__課題__.
下にある北浜レトロ訪問の文章のうち、「せっかく大阪市内まで来たので、知り合いのギャラリーに顔を出し世間話。」から「こちらのカフェレポートを参照してね。」までの部分を、一字も変えずに書き写してください。

__読む文章__.
Festina Lente2

Festina Lente(ゆっくりいそげ)から移行しました

北浜レトロとミュシャと与謝野晶子

昨日は胃カメラでめげて、昼食を採った後、しっかりと気分転換することに決めた。
打たれ弱い私がどうやって立ち直ったか、ご紹介。
「女子と小人は養い難し」と笑われてしまいそうだが、食べ物が一番。
次に散歩や買い物、お茶に、美術館・博物館巡り。
なので、昨日ランチ後、(ランチだけでは立ち直れなかった)
午後は気を取り直して夏休み休暇に振り替え。
せっかく大阪市内まで来たので、知り合いのギャラリーに顔を出し世間話。
その後、近所の登録有形文化財で、初訪問の北浜レトロへ。


    
  


昨年暮れにスタンプラリーを兼ねてあちらこちら、大大阪を忍ばせる
昔の建築を巡り歩いた時に、ここはいつかはと思っていた建物。
建築的なレポートはこちらのブログ記事(大阪モダン建築図鑑)に詳しい。
寂れていたビルは、今は人気のティールーム、北浜レトロとして復活。
こちらのカフェレポートを参照してね。


      


ということで、コーヒーよりも紅茶党の私は、検診後の気分を引きずらぬよう、
非日常的なお茶を楽しむことに決めた。
店に足を踏み入れたとたん、確かに別世界。目を奪われる。
あの外見にして、この内装! 凝りに凝った世界が展開。


     


2階に上がって、広い相席に陣取り、周囲のテーブル、窓を眺める。
夏休みだからやって来た家族連れ、異国からの女子会風のお客人、恋人達、
女友達、私に要に一人でお茶を楽しむ人、様々な人物ウオッチングも兼ねて、
いつか娘や家人と来ることを想像しながら、アフタヌーンテータイム。
注文した品物は、1階からミニエレベーターで上がってくる。


      


お茶はオリエンタル・エクスプレス、夏季限定のサマープディングを所望。

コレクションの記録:
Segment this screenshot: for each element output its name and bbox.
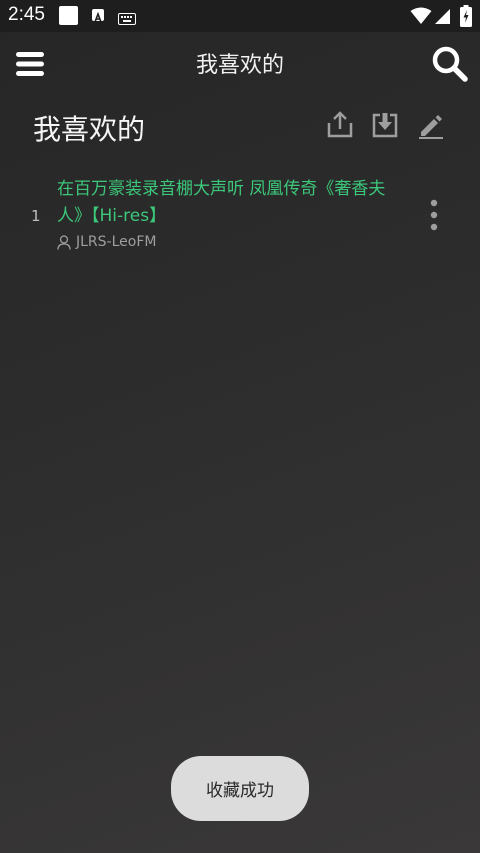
song-list-item[interactable]: 1 在百万豪装录音棚大声听 凤凰传奇《奢香夫人》【Hi-res】 JLRS-Le… bbox=[0, 168, 480, 260]
playlist-title: 我喜欢的 bbox=[33, 113, 146, 146]
song-index: 1 bbox=[31, 207, 41, 225]
share-button[interactable] bbox=[325, 110, 355, 140]
status-time: 2:45 bbox=[8, 4, 45, 25]
signal-icon bbox=[434, 7, 451, 29]
share-icon bbox=[327, 111, 353, 138]
status-bar: 2:45 bbox=[0, 0, 480, 32]
song-artist: JLRS-LeoFM bbox=[76, 234, 157, 250]
app-bar-title: 我喜欢的 bbox=[195, 53, 284, 78]
edit-button[interactable] bbox=[416, 110, 446, 140]
download-button[interactable] bbox=[370, 110, 400, 140]
battery-charging-icon bbox=[460, 5, 472, 31]
more-options-button[interactable] bbox=[424, 198, 444, 232]
app-bar: 我喜欢的 bbox=[0, 32, 480, 94]
download-icon bbox=[372, 113, 398, 138]
search-button[interactable] bbox=[431, 45, 469, 83]
person-icon bbox=[57, 235, 71, 254]
a-badge-icon bbox=[92, 9, 104, 23]
search-icon bbox=[432, 46, 468, 82]
toast-message: 收藏成功 bbox=[171, 756, 309, 821]
edit-icon bbox=[419, 115, 443, 139]
keyboard-icon bbox=[118, 10, 136, 29]
more-vertical-icon bbox=[430, 199, 438, 231]
song-title: 在百万豪装录音棚大声听 凤凰传奇《奢香夫人》【Hi-res】 bbox=[57, 179, 386, 226]
wifi-icon bbox=[410, 7, 432, 29]
notification-square-icon bbox=[59, 6, 78, 25]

__解答__.
せっかく大阪市内まで来たので、知り合いのギャラリーに顔を出し世間話。
その後、近所の登録有形文化財で、初訪問の北浜レトロへ。


    
  


昨年暮れにスタンプラリーを兼ねてあちらこちら、大大阪を忍ばせる
昔の建築を巡り歩いた時に、ここはいつかはと思っていた建物。
建築的なレポートはこちらのブログ記事(大阪モダン建築図鑑)に詳しい。
寂れていたビルは、今は人気のティールーム、北浜レトロとして復活。
こちらのカフェレポートを参照してね。